» Records from a collection of figures
################

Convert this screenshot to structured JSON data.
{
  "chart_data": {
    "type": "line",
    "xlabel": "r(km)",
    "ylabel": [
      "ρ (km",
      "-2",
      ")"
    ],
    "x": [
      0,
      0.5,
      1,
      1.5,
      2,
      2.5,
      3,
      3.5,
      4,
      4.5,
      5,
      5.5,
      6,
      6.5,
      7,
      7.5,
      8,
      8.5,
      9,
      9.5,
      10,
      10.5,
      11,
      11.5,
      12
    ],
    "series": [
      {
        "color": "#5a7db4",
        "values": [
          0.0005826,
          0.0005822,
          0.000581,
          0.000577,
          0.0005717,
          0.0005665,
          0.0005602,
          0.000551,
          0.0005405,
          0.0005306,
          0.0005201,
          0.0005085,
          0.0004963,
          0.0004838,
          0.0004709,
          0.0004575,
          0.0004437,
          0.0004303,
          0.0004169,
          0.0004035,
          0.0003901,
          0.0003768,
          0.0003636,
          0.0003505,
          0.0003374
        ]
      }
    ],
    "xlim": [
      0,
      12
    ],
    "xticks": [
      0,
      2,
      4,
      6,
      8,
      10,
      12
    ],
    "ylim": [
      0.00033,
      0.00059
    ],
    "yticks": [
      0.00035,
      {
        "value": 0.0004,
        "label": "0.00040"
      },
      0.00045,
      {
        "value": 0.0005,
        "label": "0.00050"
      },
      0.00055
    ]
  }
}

################

» THE TASK
Return every record above exactly as it appears.

» THE SOLUTION
Convert this screenshot to structured JSON data.
{
  "chart_data": {
    "type": "line",
    "xlabel": "r(km)",
    "ylabel": [
      "ρ (km",
      "-2",
      ")"
    ],
    "x": [
      0,
      0.5,
      1,
      1.5,
      2,
      2.5,
      3,
      3.5,
      4,
      4.5,
      5,
      5.5,
      6,
      6.5,
      7,
      7.5,
      8,
      8.5,
      9,
      9.5,
      10,
      10.5,
      11,
      11.5,
      12
    ],
    "series": [
      {
        "color": "#5a7db4",
        "values": [
          0.0005826,
          0.0005822,
          0.000581,
          0.000577,
          0.0005717,
          0.0005665,
          0.0005602,
          0.000551,
          0.0005405,
          0.0005306,
          0.0005201,
          0.0005085,
          0.0004963,
          0.0004838,
          0.0004709,
          0.0004575,
          0.0004437,
          0.0004303,
          0.0004169,
          0.0004035,
          0.0003901,
          0.0003768,
          0.0003636,
          0.0003505,
          0.0003374
        ]
      }
    ],
    "xlim": [
      0,
      12
    ],
    "xticks": [
      0,
      2,
      4,
      6,
      8,
      10,
      12
    ],
    "ylim": [
      0.00033,
      0.00059
    ],
    "yticks": [
      0.00035,
      {
        "value": 0.0004,
        "label": "0.00040"
      },
      0.00045,
      {
        "value": 0.0005,
        "label": "0.00050"
      },
      0.00055
    ]
  }
}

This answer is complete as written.